## WHAT TO WORK ON
Find every line in the records below that contains the word "annotation", and copy each such line.
* * * * * * *
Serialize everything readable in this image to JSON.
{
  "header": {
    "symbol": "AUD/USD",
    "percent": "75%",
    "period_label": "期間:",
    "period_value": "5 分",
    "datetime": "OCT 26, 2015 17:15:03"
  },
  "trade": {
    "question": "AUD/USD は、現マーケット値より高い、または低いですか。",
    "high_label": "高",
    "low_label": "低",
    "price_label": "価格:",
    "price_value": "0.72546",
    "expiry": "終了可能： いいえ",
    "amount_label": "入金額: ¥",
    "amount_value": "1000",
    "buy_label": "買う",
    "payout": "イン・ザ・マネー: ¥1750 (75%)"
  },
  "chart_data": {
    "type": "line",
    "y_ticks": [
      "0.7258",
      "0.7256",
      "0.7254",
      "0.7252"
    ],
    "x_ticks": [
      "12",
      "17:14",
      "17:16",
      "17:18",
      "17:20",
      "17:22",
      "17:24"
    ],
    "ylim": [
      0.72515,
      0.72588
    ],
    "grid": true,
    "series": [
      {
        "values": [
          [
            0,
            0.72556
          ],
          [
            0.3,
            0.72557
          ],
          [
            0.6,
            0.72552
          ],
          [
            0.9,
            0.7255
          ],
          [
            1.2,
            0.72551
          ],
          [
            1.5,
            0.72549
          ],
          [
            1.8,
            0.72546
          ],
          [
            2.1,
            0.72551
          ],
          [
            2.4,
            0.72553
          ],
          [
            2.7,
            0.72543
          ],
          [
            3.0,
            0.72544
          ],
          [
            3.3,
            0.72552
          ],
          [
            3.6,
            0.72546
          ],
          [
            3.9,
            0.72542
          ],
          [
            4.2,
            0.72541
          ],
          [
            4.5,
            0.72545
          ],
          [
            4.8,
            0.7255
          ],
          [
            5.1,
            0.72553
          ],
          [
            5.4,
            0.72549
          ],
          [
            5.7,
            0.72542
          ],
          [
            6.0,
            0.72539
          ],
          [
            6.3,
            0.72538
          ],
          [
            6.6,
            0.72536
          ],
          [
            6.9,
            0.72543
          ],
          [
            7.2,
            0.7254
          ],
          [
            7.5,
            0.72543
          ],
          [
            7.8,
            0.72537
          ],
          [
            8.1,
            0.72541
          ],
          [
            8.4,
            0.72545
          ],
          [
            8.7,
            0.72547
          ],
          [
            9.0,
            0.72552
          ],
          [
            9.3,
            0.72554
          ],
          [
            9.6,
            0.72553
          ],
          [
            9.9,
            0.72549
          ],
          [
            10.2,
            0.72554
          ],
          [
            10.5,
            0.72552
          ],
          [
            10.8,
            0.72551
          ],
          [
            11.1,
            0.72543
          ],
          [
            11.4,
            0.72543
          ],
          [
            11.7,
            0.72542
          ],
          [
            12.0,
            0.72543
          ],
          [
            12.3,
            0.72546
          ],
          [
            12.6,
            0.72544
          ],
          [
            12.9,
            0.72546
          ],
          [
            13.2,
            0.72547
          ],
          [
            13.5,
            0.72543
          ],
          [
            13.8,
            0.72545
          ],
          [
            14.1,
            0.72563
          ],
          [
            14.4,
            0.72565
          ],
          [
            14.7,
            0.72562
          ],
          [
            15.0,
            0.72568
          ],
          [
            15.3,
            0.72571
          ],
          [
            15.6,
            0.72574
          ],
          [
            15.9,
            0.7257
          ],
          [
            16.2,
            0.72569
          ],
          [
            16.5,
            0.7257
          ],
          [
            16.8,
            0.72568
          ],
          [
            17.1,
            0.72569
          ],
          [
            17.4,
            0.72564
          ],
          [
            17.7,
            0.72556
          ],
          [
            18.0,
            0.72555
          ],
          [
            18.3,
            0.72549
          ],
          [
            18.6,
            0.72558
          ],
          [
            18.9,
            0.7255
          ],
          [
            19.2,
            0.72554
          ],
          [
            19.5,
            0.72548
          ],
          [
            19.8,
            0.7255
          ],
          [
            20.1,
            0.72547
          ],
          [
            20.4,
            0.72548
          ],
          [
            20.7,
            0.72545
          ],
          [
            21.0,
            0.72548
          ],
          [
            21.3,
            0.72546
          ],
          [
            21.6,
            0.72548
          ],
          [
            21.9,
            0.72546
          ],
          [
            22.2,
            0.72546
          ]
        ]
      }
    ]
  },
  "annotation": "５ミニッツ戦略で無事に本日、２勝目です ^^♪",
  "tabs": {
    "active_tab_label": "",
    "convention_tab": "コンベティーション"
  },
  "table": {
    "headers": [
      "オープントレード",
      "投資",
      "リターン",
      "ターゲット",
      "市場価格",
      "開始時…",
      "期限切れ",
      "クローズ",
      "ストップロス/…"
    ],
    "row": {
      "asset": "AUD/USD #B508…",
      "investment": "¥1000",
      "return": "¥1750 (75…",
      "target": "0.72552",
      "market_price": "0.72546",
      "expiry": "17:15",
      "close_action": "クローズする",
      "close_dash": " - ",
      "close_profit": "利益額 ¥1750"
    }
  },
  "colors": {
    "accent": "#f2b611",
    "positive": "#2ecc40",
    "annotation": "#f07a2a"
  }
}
* * * * * * *
## RESULT
  "annotation": "５ミニッツ戦略で無事に本日、２勝目です ^^♪",
    "annotation": "#f07a2a"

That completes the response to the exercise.